====== Data for the task

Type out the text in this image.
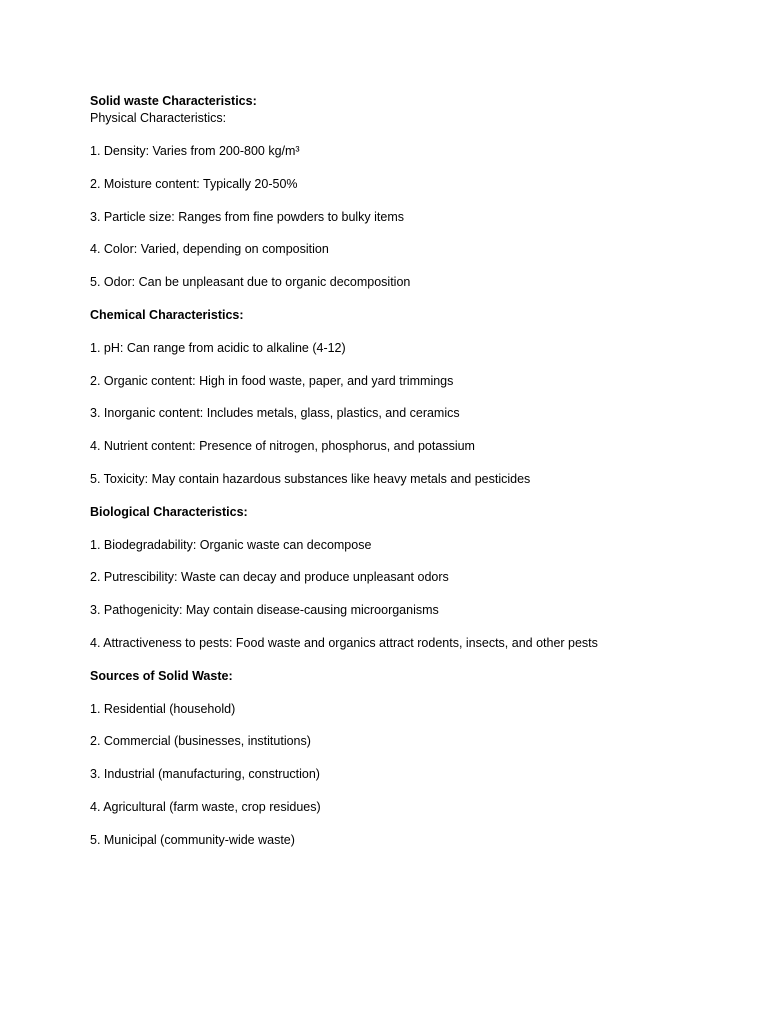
Solid waste Characteristics:

Physical Characteristics:

1. Density: Varies from 200-800 kg/m³

2. Moisture content: Typically 20-50%

3. Particle size: Ranges from fine powders to bulky items

4. Color: Varied, depending on composition

5. Odor: Can be unpleasant due to organic decomposition

Chemical Characteristics:

1. pH: Can range from acidic to alkaline (4-12)

2. Organic content: High in food waste, paper, and yard trimmings

3. Inorganic content: Includes metals, glass, plastics, and ceramics

4. Nutrient content: Presence of nitrogen, phosphorus, and potassium

5. Toxicity: May contain hazardous substances like heavy metals and pesticides

Biological Characteristics:

1. Biodegradability: Organic waste can decompose

2. Putrescibility: Waste can decay and produce unpleasant odors

3. Pathogenicity: May contain disease-causing microorganisms

4. Attractiveness to pests: Food waste and organics attract rodents, insects, and other pests

Sources of Solid Waste:

1. Residential (household)

2. Commercial (businesses, institutions)

3. Industrial (manufacturing, construction)

4. Agricultural (farm waste, crop residues)

5. Municipal (community-wide waste)
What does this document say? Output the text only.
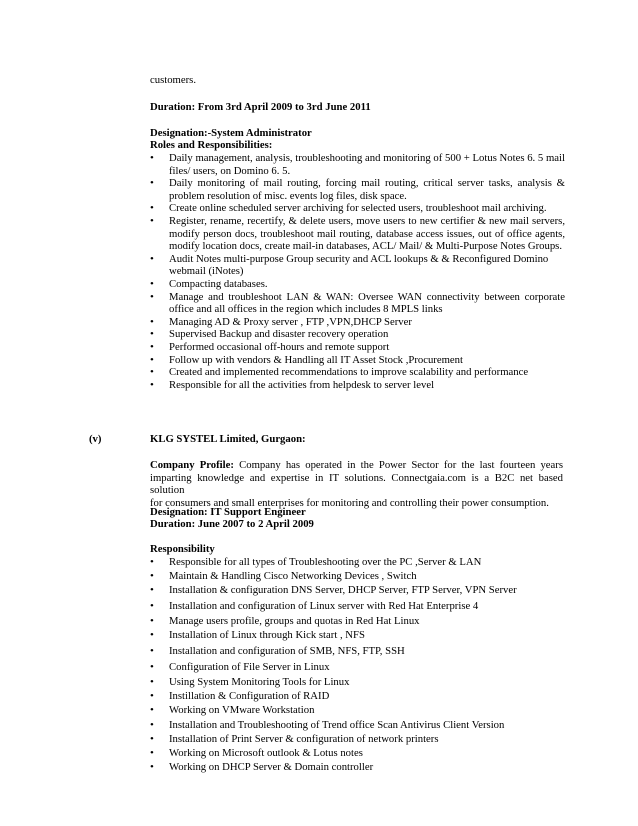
customers.
Duration: From 3rd April 2009 to 3rd June 2011
Designation:-System Administrator
Roles and Responsibilities:
• Daily management, analysis, troubleshooting and monitoring of 500 + Lotus Notes 6. 5 mail
files/ users, on Domino 6. 5.
• Daily monitoring of mail routing, forcing mail routing, critical server tasks, analysis &
problem resolution of misc. events log files, disk space.
• Create online scheduled server archiving for selected users, troubleshoot mail archiving.
• Register, rename, recertify, & delete users, move users to new certifier & new mail servers,
modify person docs, troubleshoot mail routing, database access issues, out of office agents,
modify location docs, create mail-in databases, ACL/ Mail/ & Multi-Purpose Notes Groups.
• Audit Notes multi-purpose Group security and ACL lookups & & Reconfigured Domino
webmail (iNotes)
• Compacting databases.
• Manage and troubleshoot LAN & WAN: Oversee WAN connectivity between corporate
office and all offices in the region which includes 8 MPLS links
• Managing AD & Proxy server , FTP ,VPN,DHCP Server
• Supervised Backup and disaster recovery operation
• Performed occasional off-hours and remote support
• Follow up with vendors & Handling all IT Asset Stock ,Procurement
• Created and implemented recommendations to improve scalability and performance
• Responsible for all the activities from helpdesk to server level
(v)	KLG SYSTEL Limited, Gurgaon:
Company Profile: Company has operated in the Power Sector for the last fourteen years
imparting knowledge and expertise in IT solutions. Connectgaia.com is a B2C net based solution
for consumers and small enterprises for monitoring and controlling their power consumption.
Designation: IT Support Engineer
Duration: June 2007 to 2 April 2009
Responsibility
• Responsible for all types of Troubleshooting over the PC ,Server & LAN
• Maintain & Handling Cisco Networking Devices , Switch
• Installation & configuration DNS Server, DHCP Server, FTP Server, VPN Server
• Installation and configuration of Linux server with Red Hat Enterprise 4
• Manage users profile, groups and quotas in Red Hat Linux
• Installation of Linux through Kick start , NFS
• Installation and configuration of SMB, NFS, FTP, SSH
• Configuration of File Server in Linux
• Using System Monitoring Tools for Linux
• Instillation & Configuration of RAID
• Working on VMware Workstation
• Installation and Troubleshooting of Trend office Scan Antivirus Client Version
• Installation of Print Server & configuration of network printers
• Working on Microsoft outlook & Lotus notes
• Working on DHCP Server & Domain controller
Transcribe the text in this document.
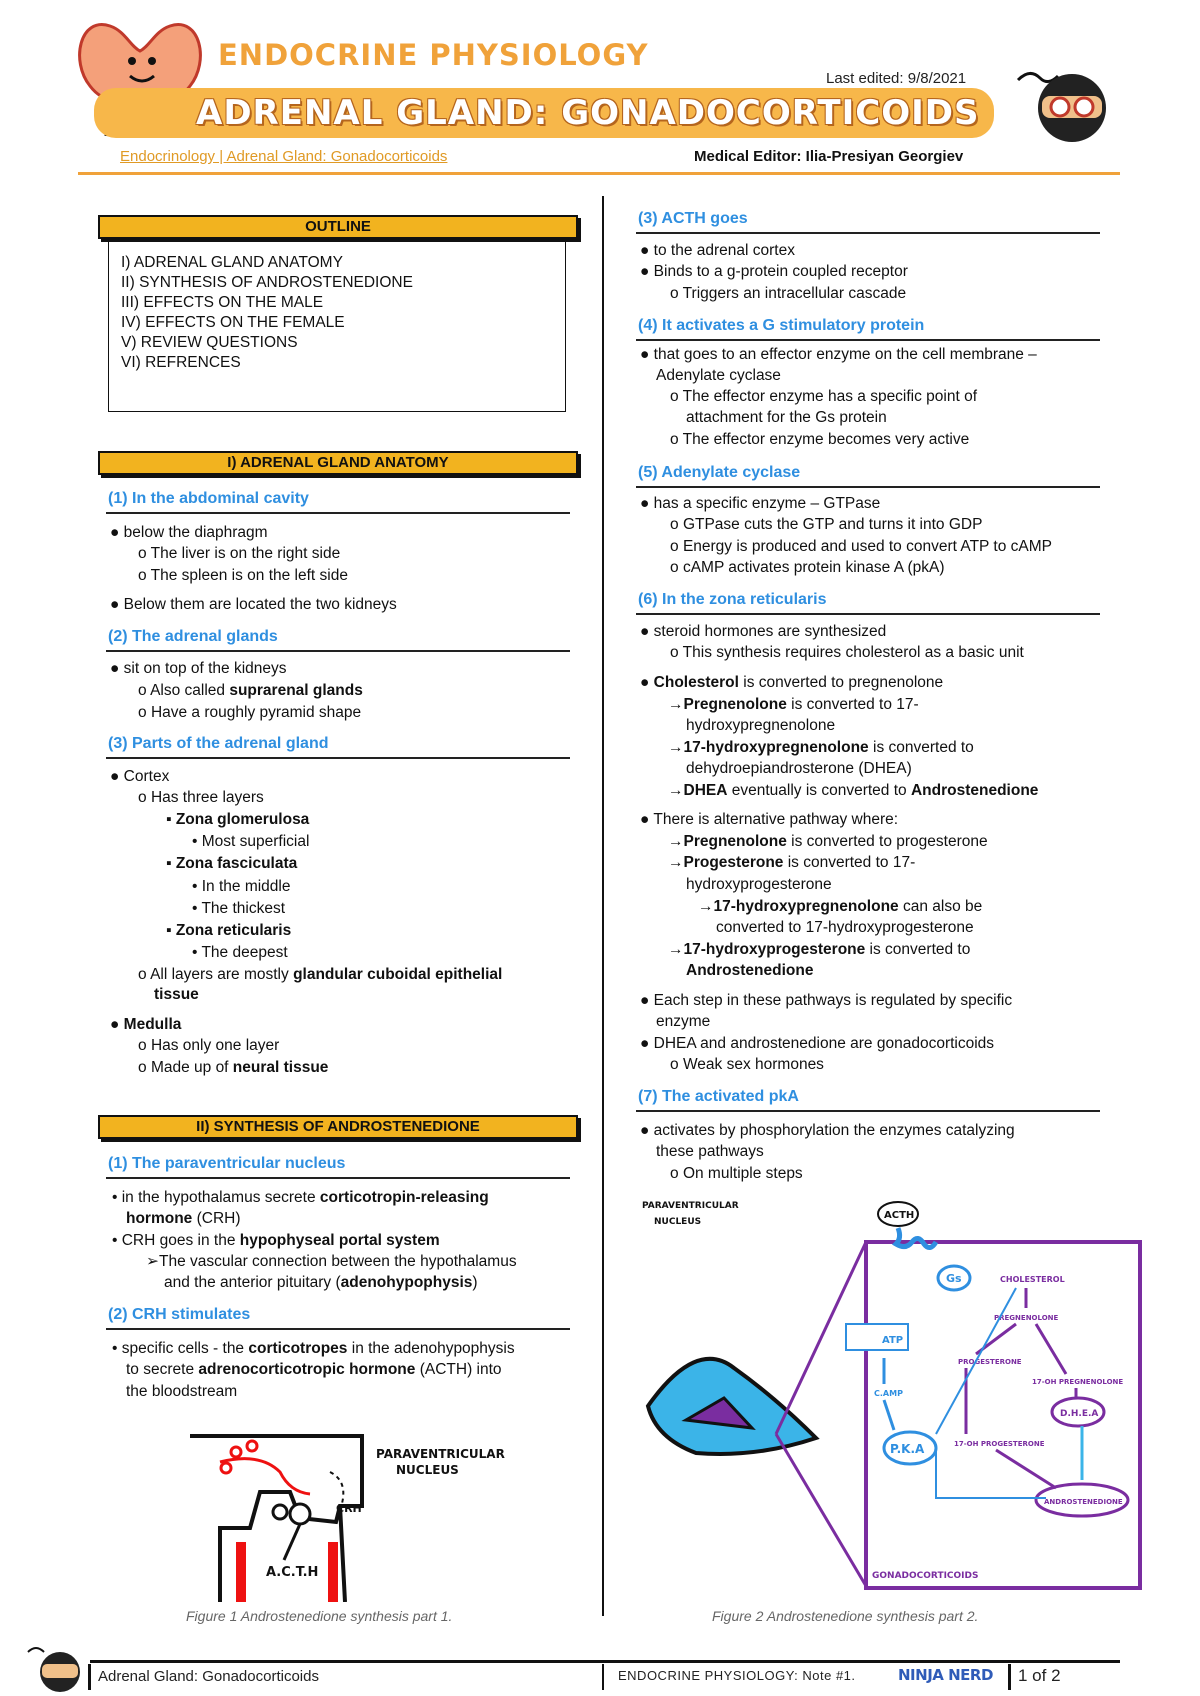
ENDOCRINE PHYSIOLOGY
Last edited: 9/8/2021
ADRENAL GLAND: GONADOCORTICOIDS
Endocrinology | Adrenal Gland: Gonadocorticoids	Medical Editor: Ilia-Presiyan Georgiev
OUTLINE
I) ADRENAL GLAND ANATOMY
II) SYNTHESIS OF ANDROSTENEDIONE
III) EFFECTS ON THE MALE
IV) EFFECTS ON THE FEMALE
V) REVIEW QUESTIONS
VI) REFRENCES
I) ADRENAL GLAND ANATOMY
(1) In the abdominal cavity
● below the diaphragm
o The liver is on the right side
o The spleen is on the left side
● Below them are located the two kidneys
(2) The adrenal glands
● sit on top of the kidneys
o Also called suprarenal glands
o Have a roughly pyramid shape
(3) Parts of the adrenal gland
● Cortex
o Has three layers
▪ Zona glomerulosa
• Most superficial
▪ Zona fasciculata
• In the middle
• The thickest
▪ Zona reticularis
• The deepest
o All layers are mostly glandular cuboidal epithelial
tissue
● Medulla
o Has only one layer
o Made up of neural tissue
II) SYNTHESIS OF ANDROSTENEDIONE
(1) The paraventricular nucleus
• in the hypothalamus secrete corticotropin-releasing
hormone (CRH)
• CRH goes in the hypophyseal portal system
➢The vascular connection between the hypothalamus
and the anterior pituitary (adenohypophysis)
(2) CRH stimulates
• specific cells - the corticotropes in the adenohypophysis
to secrete adrenocorticotropic hormone (ACTH) into
the bloodstream
PARAVENTRICULAR
NUCLEUS
CRH
A.C.T.H
Figure 1 Androstenedione synthesis part 1.
(3) ACTH goes
● to the adrenal cortex
● Binds to a g-protein coupled receptor
o Triggers an intracellular cascade
(4) It activates a G stimulatory protein
● that goes to an effector enzyme on the cell membrane –
Adenylate cyclase
o The effector enzyme has a specific point of
attachment for the Gs protein
o The effector enzyme becomes very active
(5) Adenylate cyclase
● has a specific enzyme – GTPase
o GTPase cuts the GTP and turns it into GDP
o Energy is produced and used to convert ATP to cAMP
o cAMP activates protein kinase A (pkA)
(6) In the zona reticularis
● steroid hormones are synthesized
o This synthesis requires cholesterol as a basic unit
● Cholesterol is converted to pregnenolone
→Pregnenolone is converted to 17-
hydroxypregnenolone
→17-hydroxypregnenolone is converted to
dehydroepiandrosterone (DHEA)
→DHEA eventually is converted to Androstenedione
● There is alternative pathway where:
→Pregnenolone is converted to progesterone
→Progesterone is converted to 17-
hydroxyprogesterone
→17-hydroxypregnenolone can also be
converted to 17-hydroxyprogesterone
→17-hydroxyprogesterone is converted to
Androstenedione
● Each step in these pathways is regulated by specific
enzyme
● DHEA and androstenedione are gonadocorticoids
o Weak sex hormones
(7) The activated pkA
● activates by phosphorylation the enzymes catalyzing
these pathways
o On multiple steps
PARAVENTRICULAR
NUCLEUS
ACTH
Gs
ATP
C.AMP
P.K.A
CHOLESTEROL
PREGNENOLONE
PROGESTERONE
17-OH PREGNENOLONE
D.H.E.A
17-OH PROGESTERONE
ANDROSTENEDIONE
GONADOCORTICOIDS
Figure 2 Androstenedione synthesis part 2.
Adrenal Gland: Gonadocorticoids	ENDOCRINE PHYSIOLOGY: Note #1.	NINJA NERD 1 of 2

============

**The task:** Filter the entries above down to the lines containing the word "ENDOCRINE".

**Your solution:**
ENDOCRINE PHYSIOLOGY
Adrenal Gland: Gonadocorticoids	ENDOCRINE PHYSIOLOGY: Note #1.	NINJA NERD 1 of 2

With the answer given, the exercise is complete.